### [所示材料]
·····

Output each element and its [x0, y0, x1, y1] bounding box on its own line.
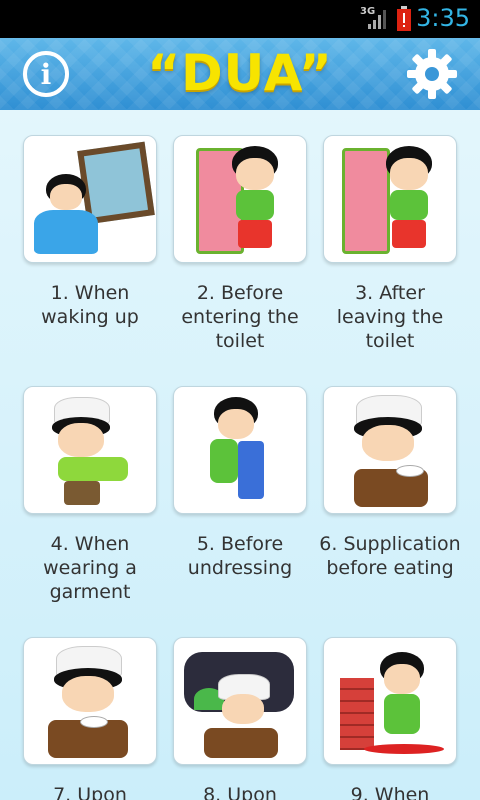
dua-label: 3. After leaving the toilet — [336, 282, 444, 352]
dua-thumbnail — [23, 135, 157, 263]
status-bar: 3G 3:35 — [0, 0, 480, 38]
app-header: i “DUA” — [0, 38, 480, 110]
dua-label: 5. Before undressing — [187, 533, 293, 579]
dua-thumbnail — [173, 135, 307, 263]
dua-item-3[interactable]: 3. After leaving the toilet — [315, 135, 465, 353]
dua-thumbnail — [23, 386, 157, 514]
dua-label: 4. When wearing a garment — [43, 533, 137, 603]
dua-thumbnail — [323, 637, 457, 765]
battery-alert-icon — [397, 6, 411, 31]
clock: 3:35 — [416, 4, 470, 32]
dua-item-5[interactable]: 5. Before undressing — [165, 386, 315, 580]
dua-label: 7. Upon — [53, 784, 127, 800]
dua-item-2[interactable]: 2. Before entering the toilet — [165, 135, 315, 353]
dua-list: 1. When waking up 2. Before entering the… — [0, 110, 480, 800]
dua-thumbnail — [23, 637, 157, 765]
dua-item-8[interactable]: 8. Upon — [165, 637, 315, 800]
dua-thumbnail — [173, 386, 307, 514]
dua-item-4[interactable]: 4. When wearing a garment — [15, 386, 165, 604]
dua-item-6[interactable]: 6. Supplication before eating — [315, 386, 465, 580]
settings-gear-icon[interactable] — [406, 48, 458, 100]
signal-icon — [368, 10, 386, 29]
dua-item-7[interactable]: 7. Upon — [15, 637, 165, 800]
dua-thumbnail — [323, 135, 457, 263]
dua-label: 6. Supplication before eating — [319, 533, 461, 579]
dua-label: 2. Before entering the toilet — [181, 282, 299, 352]
dua-label: 9. When — [350, 784, 430, 800]
dua-thumbnail — [323, 386, 457, 514]
dua-label: 1. When waking up — [41, 282, 139, 328]
dua-label: 8. Upon — [203, 784, 277, 800]
dua-item-9[interactable]: 9. When — [315, 637, 465, 800]
dua-thumbnail — [173, 637, 307, 765]
dua-item-1[interactable]: 1. When waking up — [15, 135, 165, 329]
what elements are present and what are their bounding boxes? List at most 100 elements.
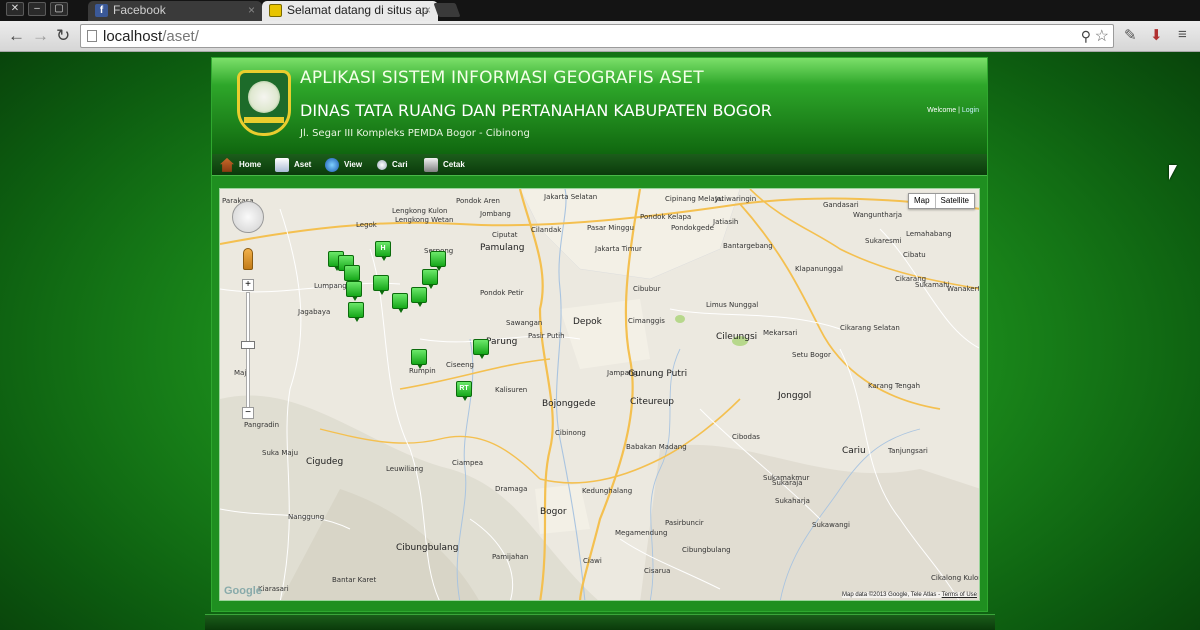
place-label: Cisarua	[644, 567, 671, 575]
asset-marker[interactable]	[344, 265, 360, 285]
pan-control[interactable]	[232, 201, 264, 233]
place-label: Setu Bogor	[792, 351, 831, 359]
bogor-logo-icon	[269, 4, 282, 17]
close-icon[interactable]: ×	[424, 1, 431, 20]
place-label: Klapanunggal	[795, 265, 843, 273]
mouse-cursor-icon	[1169, 165, 1177, 180]
place-label: Mekarsari	[763, 329, 798, 337]
place-label: Lengkong Wetan	[395, 216, 454, 224]
menu-aset[interactable]: Aset	[275, 157, 311, 173]
menu-cetak[interactable]: Cetak	[424, 157, 465, 173]
place-label: Pamulang	[480, 243, 525, 253]
place-label: Leuwiliang	[386, 465, 424, 473]
place-label: Pondok Aren	[456, 197, 500, 205]
zoom-out-button[interactable]: −	[242, 407, 254, 419]
place-label: Jagabaya	[298, 308, 331, 316]
asset-marker[interactable]: RT	[456, 381, 472, 401]
close-icon[interactable]: ×	[248, 1, 255, 20]
place-label: Nanggung	[288, 513, 325, 521]
google-map[interactable]: Parakasa Legok Pondok Aren Jakarta Selat…	[219, 188, 980, 601]
extension-icon[interactable]: ✎	[1124, 26, 1137, 44]
map-type-satellite-button[interactable]: Satellite	[934, 194, 974, 208]
tab-aset[interactable]: Selamat datang di situs ap ×	[262, 1, 438, 21]
download-icon[interactable]: ⬇	[1150, 26, 1163, 44]
menu-view[interactable]: View	[325, 157, 362, 173]
terms-link[interactable]: Terms of Use	[942, 592, 977, 598]
minimize-icon[interactable]: –	[28, 2, 46, 16]
place-label: Pondok Petir	[480, 289, 524, 297]
search-icon[interactable]: ⚲	[1081, 28, 1091, 45]
facebook-icon: f	[95, 4, 108, 17]
url-text[interactable]: localhost/aset/	[103, 28, 199, 45]
footer-bar	[205, 614, 995, 630]
place-label: Wanakerta	[947, 285, 980, 293]
place-label: Lengkong Kulon	[392, 207, 448, 215]
auth-links: Welcome | Login	[927, 107, 979, 114]
place-label: Jonggol	[778, 391, 812, 401]
place-label: Pangradin	[244, 421, 280, 429]
address-bar[interactable]: localhost/aset/ ⚲ ☆	[80, 24, 1114, 48]
page-icon	[87, 30, 97, 42]
zoom-in-button[interactable]: +	[242, 279, 254, 291]
asset-marker[interactable]	[373, 275, 389, 295]
place-label: Babakan Madang	[626, 443, 687, 451]
app-title: APLIKASI SISTEM INFORMASI GEOGRAFIS ASET	[300, 68, 704, 88]
reload-icon[interactable]: ↻	[56, 26, 70, 46]
place-label: Pamijahan	[492, 553, 529, 561]
tab-facebook[interactable]: f Facebook ×	[88, 1, 262, 21]
place-label: Cibungbulang	[682, 546, 731, 554]
place-label: Sukaresmi	[865, 237, 902, 245]
place-label: Kiarasari	[258, 585, 289, 593]
asset-marker[interactable]	[430, 251, 446, 271]
zoom-slider-handle[interactable]	[241, 341, 255, 349]
asset-marker[interactable]	[473, 339, 489, 359]
forward-icon[interactable]: →	[32, 26, 49, 46]
place-label: Bantargebang	[723, 242, 773, 250]
place-label: Parung	[486, 337, 518, 347]
place-label: Pasir Putih	[528, 332, 565, 340]
close-icon[interactable]: ✕	[6, 2, 24, 16]
tab-title: Selamat datang di situs ap	[287, 3, 429, 17]
restore-icon[interactable]: ▢	[50, 2, 68, 16]
place-label: Sukaharja	[775, 497, 810, 505]
login-link[interactable]: Login	[962, 107, 979, 114]
asset-marker[interactable]	[348, 302, 364, 322]
place-label: Cibatu	[903, 251, 926, 259]
map-type-map-button[interactable]: Map	[909, 194, 935, 208]
page-container: APLIKASI SISTEM INFORMASI GEOGRAFIS ASET…	[211, 57, 988, 612]
place-label: Pasar Minggu	[587, 224, 634, 232]
asset-marker[interactable]	[392, 293, 408, 313]
back-icon[interactable]: ←	[8, 26, 25, 46]
menu-home[interactable]: Home	[220, 157, 261, 173]
tab-title: Facebook	[113, 3, 166, 17]
asset-marker[interactable]	[411, 287, 427, 307]
pegman-icon[interactable]	[243, 248, 253, 270]
place-label: Wanguntharja	[853, 211, 903, 219]
star-icon[interactable]: ☆	[1095, 26, 1109, 46]
place-label: Cimanggis	[628, 317, 665, 325]
place-label: Karang Tengah	[868, 382, 921, 390]
place-label: Cikalong Kulon	[931, 574, 980, 582]
place-label: Jatiasih	[713, 218, 739, 226]
asset-marker[interactable]	[346, 281, 362, 301]
asset-marker[interactable]	[422, 269, 438, 289]
place-label: Dramaga	[495, 485, 528, 493]
asset-marker[interactable]	[411, 349, 427, 369]
zoom-slider-track[interactable]	[246, 292, 250, 412]
browser-tabstrip: ✕ – ▢ f Facebook × Selamat datang di sit…	[0, 0, 1200, 21]
asset-marker[interactable]: H	[375, 241, 391, 261]
place-label: Suka Maju	[262, 449, 299, 457]
menu-icon[interactable]: ≡	[1178, 26, 1187, 43]
place-label: Bantar Karet	[332, 576, 377, 584]
place-label: Cikarang Selatan	[840, 324, 900, 332]
google-logo: Google	[224, 585, 262, 597]
place-label: Cibinong	[555, 429, 586, 437]
place-label: Legok	[356, 221, 377, 229]
kabupaten-bogor-logo	[237, 70, 291, 136]
place-label: Sukamahi	[915, 281, 950, 289]
menu-cari[interactable]: Cari	[377, 157, 408, 173]
place-label: Cibungbulang	[396, 543, 459, 553]
new-tab-button[interactable]	[433, 3, 461, 17]
place-label: Jakarta Timur	[595, 245, 642, 253]
document-icon	[275, 157, 289, 172]
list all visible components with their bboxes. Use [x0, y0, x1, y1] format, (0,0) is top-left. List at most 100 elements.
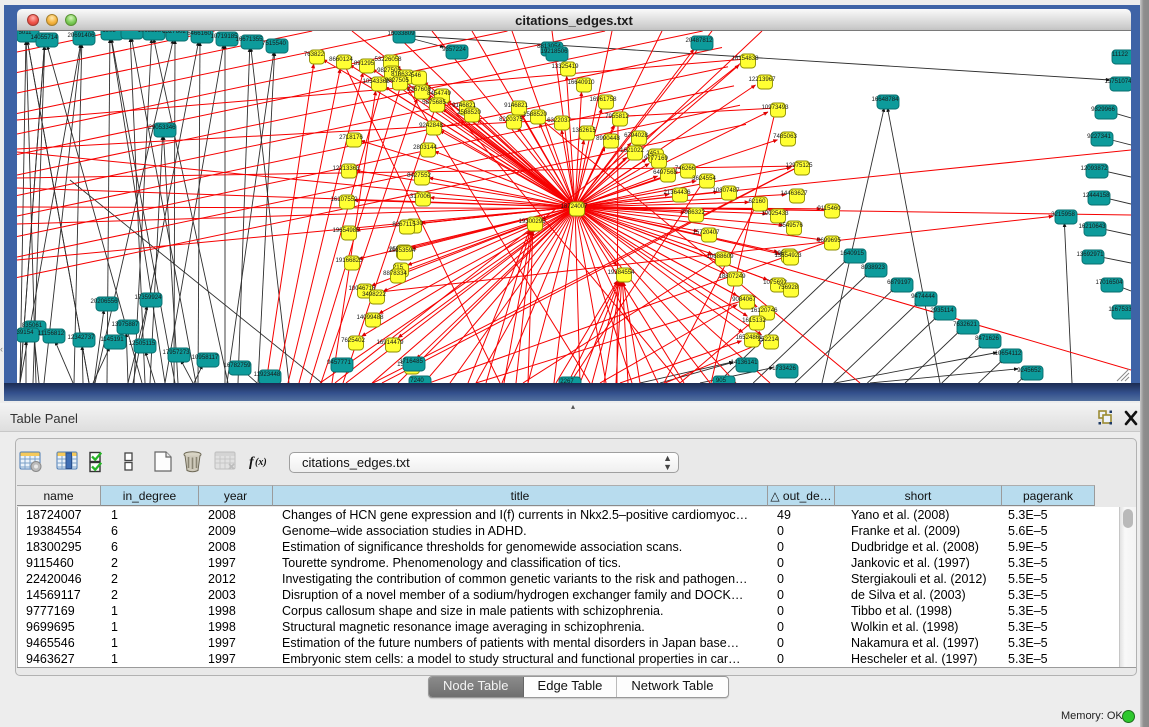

·····

### [任务要求]
能否把材料中从含有“567, 671, 575]”的那一行起、一直到含有“197, 500, 205]”的那一行为止（首尾两行都算在内）的全部内容，改写成一个 JSON 字符串列表？每行对应一个字符串，空行略去。

### [参考解答]
[
  "place-label: Cisarua\t[644, 567, 671, 575]",
  "asset-marker[interactable]\t[344, 265, 360, 285]",
  "pan-control[interactable]\t[232, 201, 264, 233]",
  "place-label: Setu Bogor\t[792, 351, 831, 359]",
  "bogor-logo-icon\t[269, 4, 282, 17]",
  "close-icon[interactable]: ×\t[424, 1, 431, 20]",
  "place-label: Klapanunggal\t[795, 265, 843, 273]",
  "mouse-cursor-icon\t[1169, 165, 1177, 180]",
  "place-label: Mekarsari\t[763, 329, 798, 337]",
  "place-label: Lengkong Wetan\t[395, 216, 454, 224]",
  "menu-aset[interactable]: Aset\t[275, 157, 311, 173]",
  "menu-cetak[interactable]: Cetak\t[424, 157, 465, 173]",
  "place-label: Pamulang\t[480, 243, 525, 253]",
  "place-label: Leuwiliang\t[386, 465, 424, 473]",
  "place-label: Pondok Aren\t[456, 197, 500, 205]"
]